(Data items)
......
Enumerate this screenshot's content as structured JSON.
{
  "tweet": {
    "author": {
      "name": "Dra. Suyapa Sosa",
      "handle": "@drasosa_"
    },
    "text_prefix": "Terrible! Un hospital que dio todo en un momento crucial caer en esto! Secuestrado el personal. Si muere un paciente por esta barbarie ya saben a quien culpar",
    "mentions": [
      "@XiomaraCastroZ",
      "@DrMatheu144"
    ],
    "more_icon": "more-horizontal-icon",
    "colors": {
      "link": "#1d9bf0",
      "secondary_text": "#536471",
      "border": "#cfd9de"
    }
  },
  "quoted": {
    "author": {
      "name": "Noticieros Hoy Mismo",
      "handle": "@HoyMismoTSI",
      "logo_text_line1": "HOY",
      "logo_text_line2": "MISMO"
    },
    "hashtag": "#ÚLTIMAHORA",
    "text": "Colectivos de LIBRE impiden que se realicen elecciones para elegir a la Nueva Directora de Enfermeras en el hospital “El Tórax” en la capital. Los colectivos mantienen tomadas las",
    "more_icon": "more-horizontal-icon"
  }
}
......
* _TASK BRIEF_
Take the material above and return all of it exactly.

* _SOLUTION_
Enumerate this screenshot's content as structured JSON.
{
  "tweet": {
    "author": {
      "name": "Dra. Suyapa Sosa",
      "handle": "@drasosa_"
    },
    "text_prefix": "Terrible! Un hospital que dio todo en un momento crucial caer en esto! Secuestrado el personal. Si muere un paciente por esta barbarie ya saben a quien culpar",
    "mentions": [
      "@XiomaraCastroZ",
      "@DrMatheu144"
    ],
    "more_icon": "more-horizontal-icon",
    "colors": {
      "link": "#1d9bf0",
      "secondary_text": "#536471",
      "border": "#cfd9de"
    }
  },
  "quoted": {
    "author": {
      "name": "Noticieros Hoy Mismo",
      "handle": "@HoyMismoTSI",
      "logo_text_line1": "HOY",
      "logo_text_line2": "MISMO"
    },
    "hashtag": "#ÚLTIMAHORA",
    "text": "Colectivos de LIBRE impiden que se realicen elecciones para elegir a la Nueva Directora de Enfermeras en el hospital “El Tórax” en la capital. Los colectivos mantienen tomadas las",
    "more_icon": "more-horizontal-icon"
  }
}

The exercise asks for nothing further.